# Short task
Reproduce exactly the stretch of lines from the start of the records through the line containing "file-name-label-suffix: ame: —".

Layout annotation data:
========================================

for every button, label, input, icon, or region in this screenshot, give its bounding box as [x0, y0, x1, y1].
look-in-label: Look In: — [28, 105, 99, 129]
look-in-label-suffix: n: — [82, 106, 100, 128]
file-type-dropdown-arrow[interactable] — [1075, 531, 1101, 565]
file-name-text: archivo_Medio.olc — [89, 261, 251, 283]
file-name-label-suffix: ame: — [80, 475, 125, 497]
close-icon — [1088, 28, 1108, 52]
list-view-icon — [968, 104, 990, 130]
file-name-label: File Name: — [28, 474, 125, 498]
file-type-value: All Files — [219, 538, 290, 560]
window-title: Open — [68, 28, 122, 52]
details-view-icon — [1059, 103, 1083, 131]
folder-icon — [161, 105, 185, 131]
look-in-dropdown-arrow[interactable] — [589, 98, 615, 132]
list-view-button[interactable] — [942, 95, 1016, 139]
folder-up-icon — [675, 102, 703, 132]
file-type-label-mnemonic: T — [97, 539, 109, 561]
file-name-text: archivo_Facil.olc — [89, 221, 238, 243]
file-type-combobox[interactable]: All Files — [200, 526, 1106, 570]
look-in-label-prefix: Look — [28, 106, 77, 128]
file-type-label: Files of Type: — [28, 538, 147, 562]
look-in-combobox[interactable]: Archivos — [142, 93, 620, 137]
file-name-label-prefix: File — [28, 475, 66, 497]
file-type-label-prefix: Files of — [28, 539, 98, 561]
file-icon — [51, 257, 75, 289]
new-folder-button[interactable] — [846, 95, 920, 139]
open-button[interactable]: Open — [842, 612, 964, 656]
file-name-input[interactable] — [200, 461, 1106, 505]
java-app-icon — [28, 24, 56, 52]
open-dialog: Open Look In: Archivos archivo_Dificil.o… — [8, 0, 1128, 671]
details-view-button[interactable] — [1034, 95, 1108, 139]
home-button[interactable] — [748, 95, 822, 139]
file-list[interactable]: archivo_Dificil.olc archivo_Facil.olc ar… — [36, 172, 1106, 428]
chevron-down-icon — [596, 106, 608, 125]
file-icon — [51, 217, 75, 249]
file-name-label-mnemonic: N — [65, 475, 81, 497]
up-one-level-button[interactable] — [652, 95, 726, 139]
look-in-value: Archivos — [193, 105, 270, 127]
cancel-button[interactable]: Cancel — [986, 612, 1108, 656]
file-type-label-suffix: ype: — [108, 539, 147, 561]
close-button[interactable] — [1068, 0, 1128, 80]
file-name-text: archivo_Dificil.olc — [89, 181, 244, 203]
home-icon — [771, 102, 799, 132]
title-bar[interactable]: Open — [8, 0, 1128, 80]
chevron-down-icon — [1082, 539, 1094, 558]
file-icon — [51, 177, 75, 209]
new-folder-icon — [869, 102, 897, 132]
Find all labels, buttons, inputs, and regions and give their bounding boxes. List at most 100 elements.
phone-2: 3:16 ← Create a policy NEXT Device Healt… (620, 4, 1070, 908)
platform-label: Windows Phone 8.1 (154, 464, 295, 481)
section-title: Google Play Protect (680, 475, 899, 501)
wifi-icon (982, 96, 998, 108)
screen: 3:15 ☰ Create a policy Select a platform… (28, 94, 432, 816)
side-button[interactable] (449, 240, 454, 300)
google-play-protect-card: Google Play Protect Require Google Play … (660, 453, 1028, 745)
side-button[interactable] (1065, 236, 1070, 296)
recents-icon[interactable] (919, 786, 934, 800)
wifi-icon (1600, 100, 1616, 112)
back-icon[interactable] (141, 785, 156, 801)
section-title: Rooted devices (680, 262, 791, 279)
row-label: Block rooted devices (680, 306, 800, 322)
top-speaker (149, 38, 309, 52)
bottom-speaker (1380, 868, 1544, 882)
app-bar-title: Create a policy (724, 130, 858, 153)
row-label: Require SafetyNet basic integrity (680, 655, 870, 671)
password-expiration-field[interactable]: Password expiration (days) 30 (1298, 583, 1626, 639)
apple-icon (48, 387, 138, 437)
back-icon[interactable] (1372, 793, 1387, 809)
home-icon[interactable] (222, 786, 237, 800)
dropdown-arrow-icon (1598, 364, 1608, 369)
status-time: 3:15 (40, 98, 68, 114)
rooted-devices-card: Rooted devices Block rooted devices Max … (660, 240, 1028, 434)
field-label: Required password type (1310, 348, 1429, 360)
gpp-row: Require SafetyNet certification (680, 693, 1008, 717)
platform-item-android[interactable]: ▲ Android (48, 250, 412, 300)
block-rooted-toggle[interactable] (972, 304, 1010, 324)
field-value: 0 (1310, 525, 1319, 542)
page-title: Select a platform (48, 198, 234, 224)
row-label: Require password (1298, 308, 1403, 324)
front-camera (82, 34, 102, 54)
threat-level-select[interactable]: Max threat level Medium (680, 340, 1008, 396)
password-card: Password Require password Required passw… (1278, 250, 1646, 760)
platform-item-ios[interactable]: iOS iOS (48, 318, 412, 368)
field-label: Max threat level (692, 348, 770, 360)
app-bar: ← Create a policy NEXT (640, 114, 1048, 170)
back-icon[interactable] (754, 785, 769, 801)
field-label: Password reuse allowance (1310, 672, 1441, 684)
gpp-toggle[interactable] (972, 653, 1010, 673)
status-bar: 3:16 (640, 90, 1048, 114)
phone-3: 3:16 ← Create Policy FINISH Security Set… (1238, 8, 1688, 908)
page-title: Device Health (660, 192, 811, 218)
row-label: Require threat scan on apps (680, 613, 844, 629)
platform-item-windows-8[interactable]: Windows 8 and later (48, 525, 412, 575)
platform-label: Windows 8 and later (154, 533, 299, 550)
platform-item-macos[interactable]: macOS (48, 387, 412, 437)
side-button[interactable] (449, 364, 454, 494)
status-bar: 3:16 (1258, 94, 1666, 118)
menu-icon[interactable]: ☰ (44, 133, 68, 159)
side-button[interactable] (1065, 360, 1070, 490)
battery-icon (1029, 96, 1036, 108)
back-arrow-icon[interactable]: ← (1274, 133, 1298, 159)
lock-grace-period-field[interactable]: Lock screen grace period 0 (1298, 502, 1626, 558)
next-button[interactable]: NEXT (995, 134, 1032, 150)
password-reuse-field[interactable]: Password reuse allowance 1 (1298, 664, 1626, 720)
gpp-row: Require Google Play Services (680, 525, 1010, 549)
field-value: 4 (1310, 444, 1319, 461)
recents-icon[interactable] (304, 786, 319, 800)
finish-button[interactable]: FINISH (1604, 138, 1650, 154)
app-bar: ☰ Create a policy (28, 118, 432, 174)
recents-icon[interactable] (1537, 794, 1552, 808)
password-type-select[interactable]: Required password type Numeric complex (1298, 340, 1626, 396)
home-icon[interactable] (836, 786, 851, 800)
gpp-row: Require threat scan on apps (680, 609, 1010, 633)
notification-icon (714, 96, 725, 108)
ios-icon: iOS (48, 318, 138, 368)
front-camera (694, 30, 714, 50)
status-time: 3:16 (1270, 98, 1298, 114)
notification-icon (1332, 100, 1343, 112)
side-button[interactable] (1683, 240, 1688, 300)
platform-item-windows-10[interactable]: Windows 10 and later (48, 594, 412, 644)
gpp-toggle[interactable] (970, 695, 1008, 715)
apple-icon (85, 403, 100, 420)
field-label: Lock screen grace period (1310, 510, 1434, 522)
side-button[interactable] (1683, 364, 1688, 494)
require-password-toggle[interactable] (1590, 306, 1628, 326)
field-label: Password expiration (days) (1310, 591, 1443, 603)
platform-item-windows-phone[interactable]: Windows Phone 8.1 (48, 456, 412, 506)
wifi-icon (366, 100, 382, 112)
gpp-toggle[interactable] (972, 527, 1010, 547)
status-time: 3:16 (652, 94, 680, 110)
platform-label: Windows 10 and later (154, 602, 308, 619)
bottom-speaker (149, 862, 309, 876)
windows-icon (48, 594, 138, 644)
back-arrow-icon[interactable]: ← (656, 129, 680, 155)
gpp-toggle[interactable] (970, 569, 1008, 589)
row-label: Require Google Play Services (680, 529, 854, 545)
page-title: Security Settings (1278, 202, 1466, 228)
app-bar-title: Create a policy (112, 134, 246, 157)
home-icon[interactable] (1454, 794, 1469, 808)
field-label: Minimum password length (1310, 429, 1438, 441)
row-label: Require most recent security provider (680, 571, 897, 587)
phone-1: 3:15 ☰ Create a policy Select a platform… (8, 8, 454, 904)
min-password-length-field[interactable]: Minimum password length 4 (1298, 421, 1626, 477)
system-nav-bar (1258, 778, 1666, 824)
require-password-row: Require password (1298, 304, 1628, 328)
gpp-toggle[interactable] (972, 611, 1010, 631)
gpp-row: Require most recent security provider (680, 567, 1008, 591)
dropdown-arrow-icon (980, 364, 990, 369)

========================================

# Response below
for every button, label, input, icon, or region in this screenshot, give its bounding box as [x0, y0, x1, y1].
look-in-label: Look In: — [28, 105, 99, 129]
look-in-label-suffix: n: — [82, 106, 100, 128]
file-type-dropdown-arrow[interactable] — [1075, 531, 1101, 565]
file-name-text: archivo_Medio.olc — [89, 261, 251, 283]
file-name-label-suffix: ame: — [80, 475, 125, 497]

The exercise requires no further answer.